▸ Work required
Copy each line exactly. Drop every picture.

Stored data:

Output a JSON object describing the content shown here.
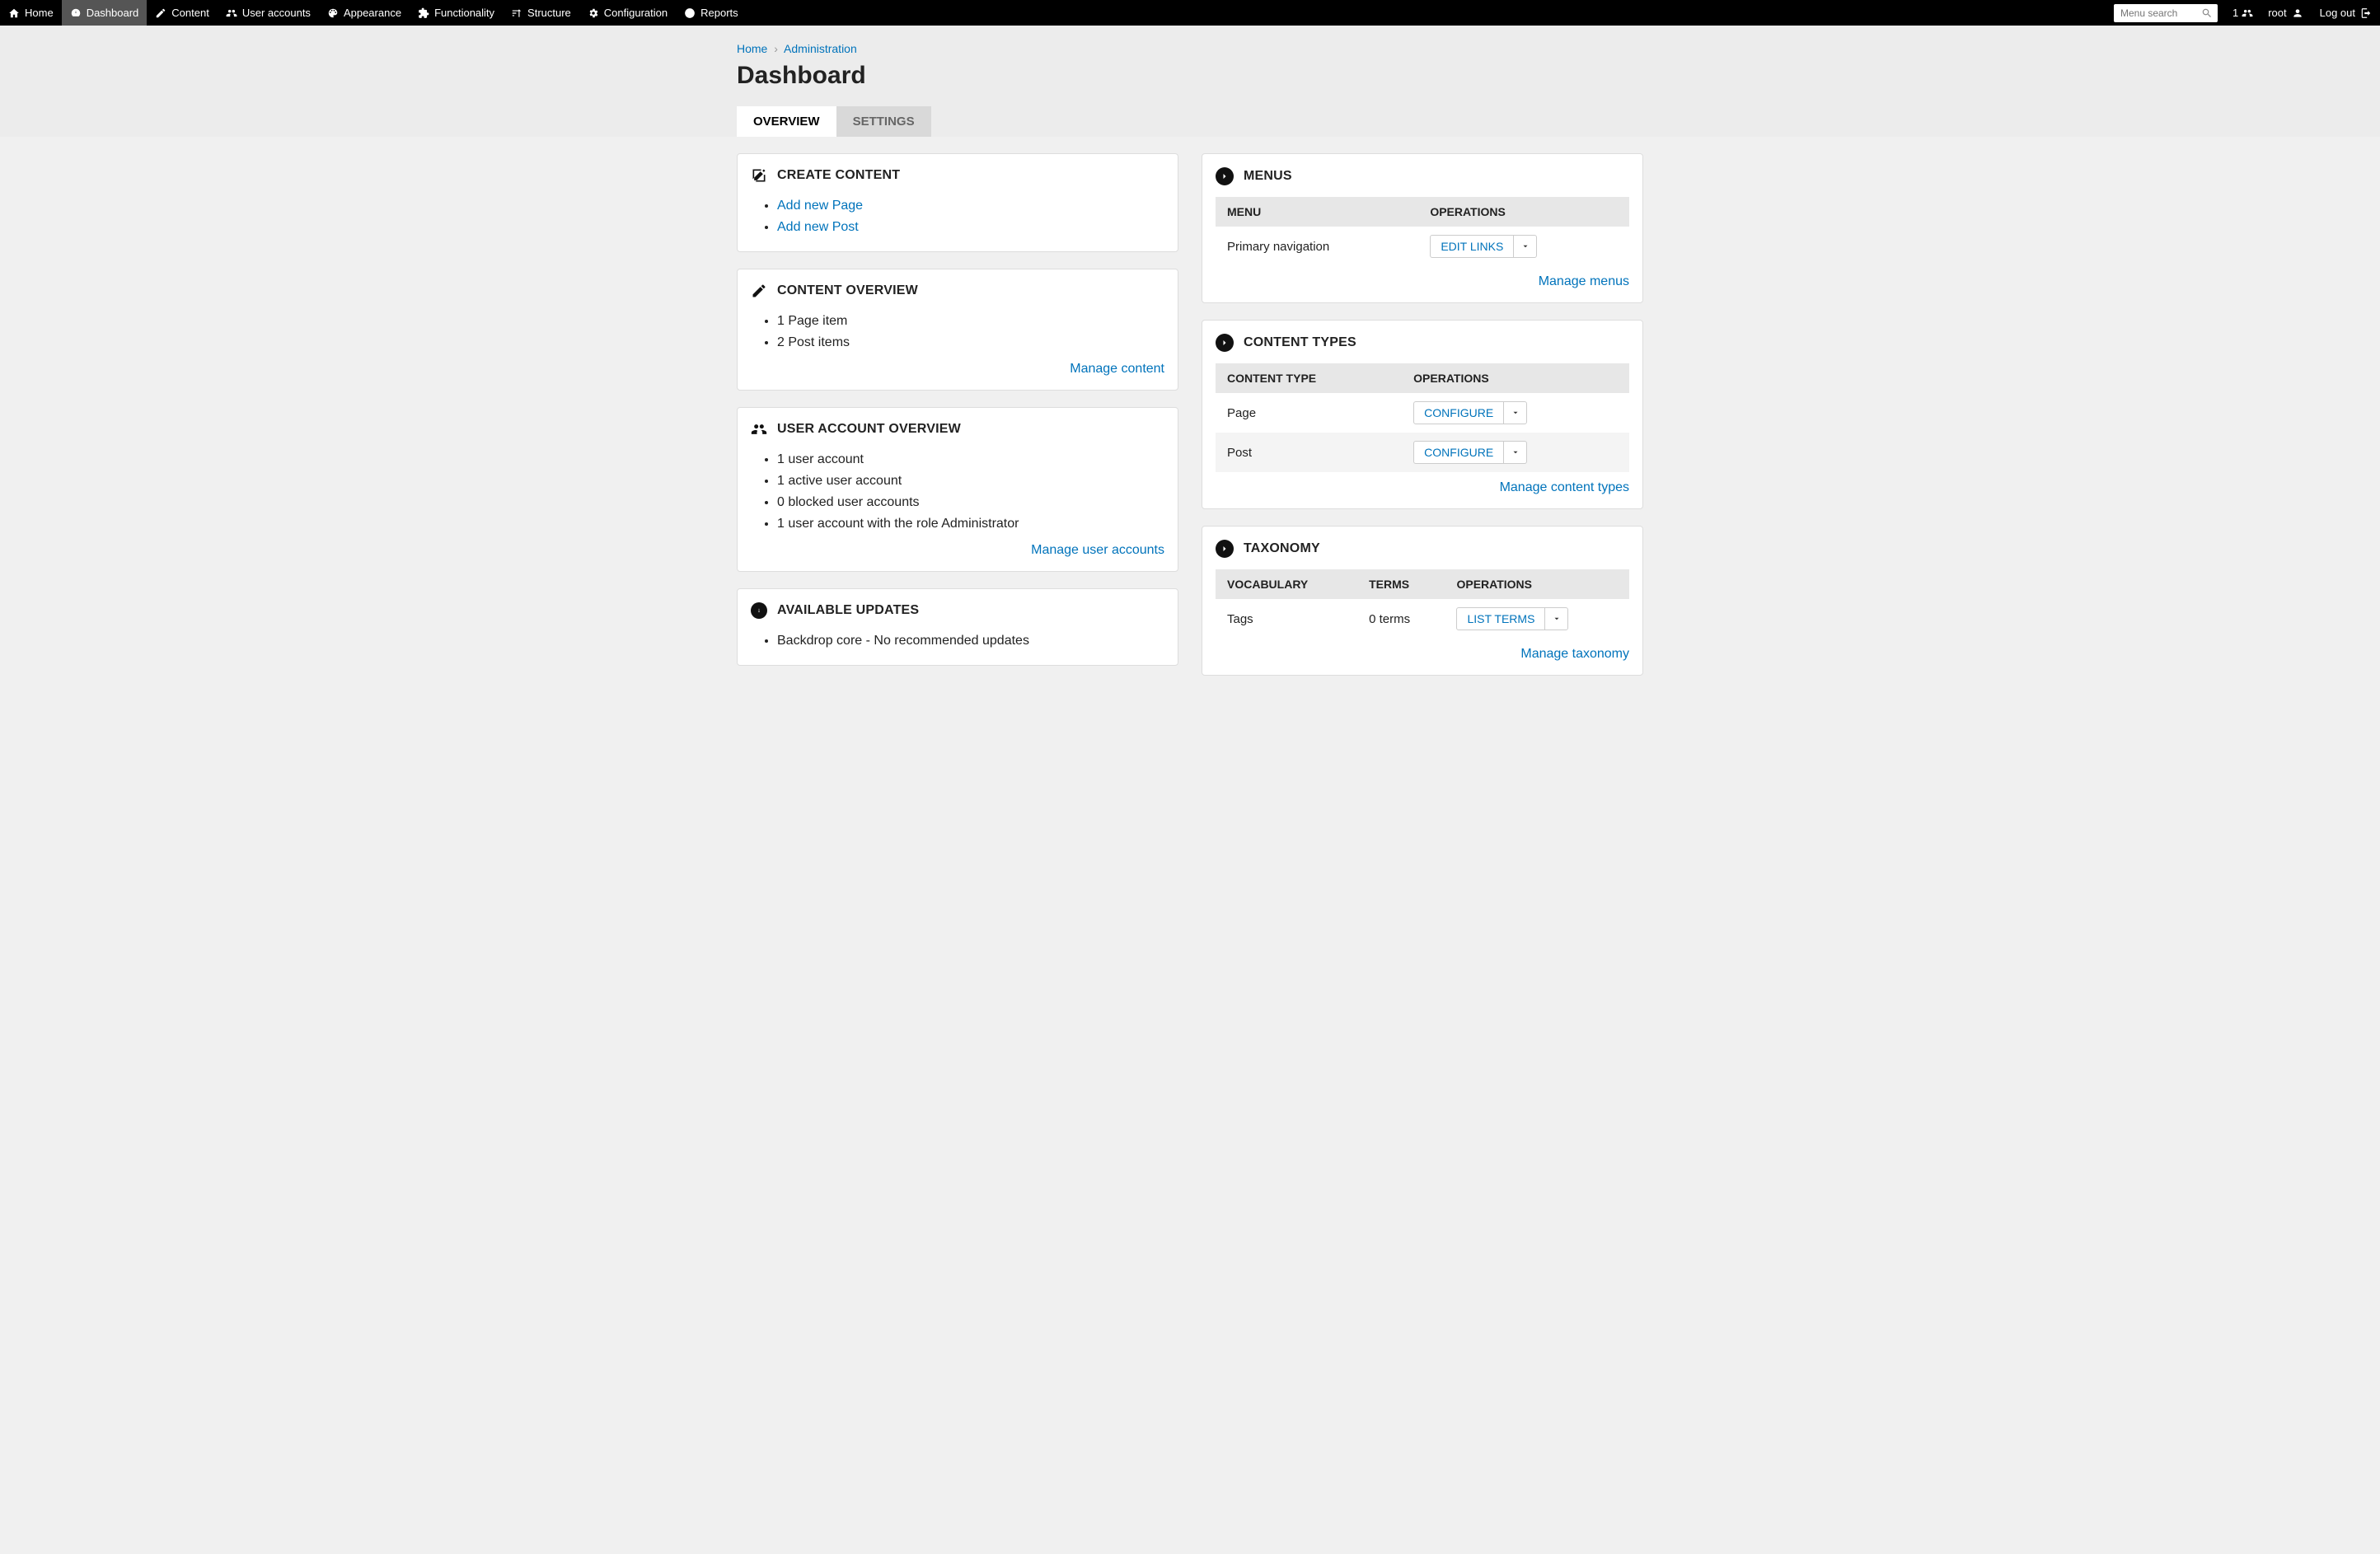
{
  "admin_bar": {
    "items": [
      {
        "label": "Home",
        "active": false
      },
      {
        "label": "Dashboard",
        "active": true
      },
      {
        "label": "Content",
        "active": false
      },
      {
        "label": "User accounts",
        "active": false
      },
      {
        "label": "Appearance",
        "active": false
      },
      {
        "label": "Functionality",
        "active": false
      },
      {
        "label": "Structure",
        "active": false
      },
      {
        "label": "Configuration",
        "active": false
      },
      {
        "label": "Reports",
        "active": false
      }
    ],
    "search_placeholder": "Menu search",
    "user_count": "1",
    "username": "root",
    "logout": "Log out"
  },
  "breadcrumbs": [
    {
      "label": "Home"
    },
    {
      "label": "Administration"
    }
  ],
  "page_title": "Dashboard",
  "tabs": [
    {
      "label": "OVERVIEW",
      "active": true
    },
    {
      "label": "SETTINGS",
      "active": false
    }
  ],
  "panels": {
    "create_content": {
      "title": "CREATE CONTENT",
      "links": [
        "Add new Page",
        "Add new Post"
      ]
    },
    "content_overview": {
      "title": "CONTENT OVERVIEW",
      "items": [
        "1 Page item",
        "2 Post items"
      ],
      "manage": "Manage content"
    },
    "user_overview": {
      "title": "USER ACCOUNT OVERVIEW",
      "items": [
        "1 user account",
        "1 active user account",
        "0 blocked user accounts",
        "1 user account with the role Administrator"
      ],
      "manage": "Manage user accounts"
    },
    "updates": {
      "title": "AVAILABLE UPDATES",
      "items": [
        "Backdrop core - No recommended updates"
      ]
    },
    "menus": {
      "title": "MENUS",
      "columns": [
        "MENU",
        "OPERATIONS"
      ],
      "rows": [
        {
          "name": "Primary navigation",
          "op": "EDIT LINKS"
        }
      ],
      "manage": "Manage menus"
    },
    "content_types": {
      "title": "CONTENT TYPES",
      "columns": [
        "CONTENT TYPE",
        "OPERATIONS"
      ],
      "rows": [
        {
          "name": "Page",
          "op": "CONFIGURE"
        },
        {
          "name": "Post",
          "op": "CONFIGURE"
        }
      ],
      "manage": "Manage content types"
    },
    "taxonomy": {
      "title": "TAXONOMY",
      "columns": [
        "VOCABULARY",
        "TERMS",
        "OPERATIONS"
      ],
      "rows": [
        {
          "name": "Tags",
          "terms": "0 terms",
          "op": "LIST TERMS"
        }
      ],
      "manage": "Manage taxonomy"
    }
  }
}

▸ Worked solution
Output a JSON object describing the content shown here.
{
  "admin_bar": {
    "items": [
      {
        "label": "Home",
        "active": false
      },
      {
        "label": "Dashboard",
        "active": true
      },
      {
        "label": "Content",
        "active": false
      },
      {
        "label": "User accounts",
        "active": false
      },
      {
        "label": "Appearance",
        "active": false
      },
      {
        "label": "Functionality",
        "active": false
      },
      {
        "label": "Structure",
        "active": false
      },
      {
        "label": "Configuration",
        "active": false
      },
      {
        "label": "Reports",
        "active": false
      }
    ],
    "search_placeholder": "Menu search",
    "user_count": "1",
    "username": "root",
    "logout": "Log out"
  },
  "breadcrumbs": [
    {
      "label": "Home"
    },
    {
      "label": "Administration"
    }
  ],
  "page_title": "Dashboard",
  "tabs": [
    {
      "label": "OVERVIEW",
      "active": true
    },
    {
      "label": "SETTINGS",
      "active": false
    }
  ],
  "panels": {
    "create_content": {
      "title": "CREATE CONTENT",
      "links": [
        "Add new Page",
        "Add new Post"
      ]
    },
    "content_overview": {
      "title": "CONTENT OVERVIEW",
      "items": [
        "1 Page item",
        "2 Post items"
      ],
      "manage": "Manage content"
    },
    "user_overview": {
      "title": "USER ACCOUNT OVERVIEW",
      "items": [
        "1 user account",
        "1 active user account",
        "0 blocked user accounts",
        "1 user account with the role Administrator"
      ],
      "manage": "Manage user accounts"
    },
    "updates": {
      "title": "AVAILABLE UPDATES",
      "items": [
        "Backdrop core - No recommended updates"
      ]
    },
    "menus": {
      "title": "MENUS",
      "columns": [
        "MENU",
        "OPERATIONS"
      ],
      "rows": [
        {
          "name": "Primary navigation",
          "op": "EDIT LINKS"
        }
      ],
      "manage": "Manage menus"
    },
    "content_types": {
      "title": "CONTENT TYPES",
      "columns": [
        "CONTENT TYPE",
        "OPERATIONS"
      ],
      "rows": [
        {
          "name": "Page",
          "op": "CONFIGURE"
        },
        {
          "name": "Post",
          "op": "CONFIGURE"
        }
      ],
      "manage": "Manage content types"
    },
    "taxonomy": {
      "title": "TAXONOMY",
      "columns": [
        "VOCABULARY",
        "TERMS",
        "OPERATIONS"
      ],
      "rows": [
        {
          "name": "Tags",
          "terms": "0 terms",
          "op": "LIST TERMS"
        }
      ],
      "manage": "Manage taxonomy"
    }
  }
}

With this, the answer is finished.